--- START ---

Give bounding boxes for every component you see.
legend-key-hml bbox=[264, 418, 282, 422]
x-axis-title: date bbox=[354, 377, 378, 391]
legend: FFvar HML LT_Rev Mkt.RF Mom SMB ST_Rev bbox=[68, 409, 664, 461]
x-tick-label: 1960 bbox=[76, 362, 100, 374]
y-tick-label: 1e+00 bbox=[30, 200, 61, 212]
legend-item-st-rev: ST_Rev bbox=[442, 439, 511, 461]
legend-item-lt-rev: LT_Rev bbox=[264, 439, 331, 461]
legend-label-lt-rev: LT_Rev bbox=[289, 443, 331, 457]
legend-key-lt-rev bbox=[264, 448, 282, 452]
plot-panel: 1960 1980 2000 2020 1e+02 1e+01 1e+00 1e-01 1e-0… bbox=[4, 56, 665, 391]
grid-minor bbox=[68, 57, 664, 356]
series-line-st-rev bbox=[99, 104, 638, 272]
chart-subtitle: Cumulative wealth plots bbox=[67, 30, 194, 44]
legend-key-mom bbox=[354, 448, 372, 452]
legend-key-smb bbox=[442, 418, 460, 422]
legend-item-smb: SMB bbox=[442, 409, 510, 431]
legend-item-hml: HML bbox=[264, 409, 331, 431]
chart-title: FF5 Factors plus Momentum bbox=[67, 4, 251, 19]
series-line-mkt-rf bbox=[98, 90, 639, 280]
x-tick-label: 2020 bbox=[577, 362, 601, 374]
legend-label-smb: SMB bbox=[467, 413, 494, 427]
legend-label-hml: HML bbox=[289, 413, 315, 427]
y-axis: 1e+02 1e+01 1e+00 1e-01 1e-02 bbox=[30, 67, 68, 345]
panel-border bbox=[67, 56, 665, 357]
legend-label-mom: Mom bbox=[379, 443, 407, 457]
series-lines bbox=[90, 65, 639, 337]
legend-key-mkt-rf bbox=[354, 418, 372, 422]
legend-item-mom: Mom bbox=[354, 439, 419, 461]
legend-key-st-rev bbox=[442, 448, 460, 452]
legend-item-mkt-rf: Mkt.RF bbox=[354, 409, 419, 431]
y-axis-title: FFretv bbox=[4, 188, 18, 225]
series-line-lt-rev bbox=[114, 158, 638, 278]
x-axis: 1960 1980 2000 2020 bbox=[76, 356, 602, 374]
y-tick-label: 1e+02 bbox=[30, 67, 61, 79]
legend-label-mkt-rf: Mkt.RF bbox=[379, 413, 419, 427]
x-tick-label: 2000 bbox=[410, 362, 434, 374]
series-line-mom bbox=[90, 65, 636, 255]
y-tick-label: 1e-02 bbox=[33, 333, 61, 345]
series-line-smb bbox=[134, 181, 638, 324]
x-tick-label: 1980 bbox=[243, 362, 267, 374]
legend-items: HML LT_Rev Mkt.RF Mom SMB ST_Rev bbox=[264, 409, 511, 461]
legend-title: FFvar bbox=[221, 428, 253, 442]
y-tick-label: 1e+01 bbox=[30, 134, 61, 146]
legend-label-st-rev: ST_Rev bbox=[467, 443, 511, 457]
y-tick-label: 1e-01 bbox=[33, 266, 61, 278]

--- END ---

• **PROBLEM DETAILS**: Please copy out every entry above word for word, changing nothing.

• **EXERCISE ANSWER**:
Give bounding boxes for every component you see.
legend-key-hml bbox=[264, 418, 282, 422]
x-axis-title: date bbox=[354, 377, 378, 391]
legend: FFvar HML LT_Rev Mkt.RF Mom SMB ST_Rev bbox=[68, 409, 664, 461]
x-tick-label: 1960 bbox=[76, 362, 100, 374]
y-tick-label: 1e+00 bbox=[30, 200, 61, 212]
legend-item-st-rev: ST_Rev bbox=[442, 439, 511, 461]
legend-item-lt-rev: LT_Rev bbox=[264, 439, 331, 461]
legend-label-lt-rev: LT_Rev bbox=[289, 443, 331, 457]
legend-key-lt-rev bbox=[264, 448, 282, 452]
plot-panel: 1960 1980 2000 2020 1e+02 1e+01 1e+00 1e-01 1e-0… bbox=[4, 56, 665, 391]
grid-minor bbox=[68, 57, 664, 356]
series-line-st-rev bbox=[99, 104, 638, 272]
chart-subtitle: Cumulative wealth plots bbox=[67, 30, 194, 44]
legend-key-mom bbox=[354, 448, 372, 452]
legend-key-smb bbox=[442, 418, 460, 422]
legend-item-smb: SMB bbox=[442, 409, 510, 431]
legend-item-hml: HML bbox=[264, 409, 331, 431]
chart-title: FF5 Factors plus Momentum bbox=[67, 4, 251, 19]
series-line-mkt-rf bbox=[98, 90, 639, 280]
x-tick-label: 2020 bbox=[577, 362, 601, 374]
legend-label-smb: SMB bbox=[467, 413, 494, 427]
legend-label-hml: HML bbox=[289, 413, 315, 427]
y-axis: 1e+02 1e+01 1e+00 1e-01 1e-02 bbox=[30, 67, 68, 345]
panel-border bbox=[67, 56, 665, 357]
legend-label-mom: Mom bbox=[379, 443, 407, 457]
series-lines bbox=[90, 65, 639, 337]
legend-key-mkt-rf bbox=[354, 418, 372, 422]
legend-item-mom: Mom bbox=[354, 439, 419, 461]
legend-key-st-rev bbox=[442, 448, 460, 452]
legend-item-mkt-rf: Mkt.RF bbox=[354, 409, 419, 431]
y-axis-title: FFretv bbox=[4, 188, 18, 225]
series-line-lt-rev bbox=[114, 158, 638, 278]
x-axis: 1960 1980 2000 2020 bbox=[76, 356, 602, 374]
y-tick-label: 1e+02 bbox=[30, 67, 61, 79]
legend-label-mkt-rf: Mkt.RF bbox=[379, 413, 419, 427]
x-tick-label: 2000 bbox=[410, 362, 434, 374]
series-line-mom bbox=[90, 65, 636, 255]
y-tick-label: 1e-02 bbox=[33, 333, 61, 345]
series-line-smb bbox=[134, 181, 638, 324]
x-tick-label: 1980 bbox=[243, 362, 267, 374]
legend-items: HML LT_Rev Mkt.RF Mom SMB ST_Rev bbox=[264, 409, 511, 461]
legend-title: FFvar bbox=[221, 428, 253, 442]
y-tick-label: 1e+01 bbox=[30, 134, 61, 146]
legend-label-st-rev: ST_Rev bbox=[467, 443, 511, 457]
y-tick-label: 1e-01 bbox=[33, 266, 61, 278]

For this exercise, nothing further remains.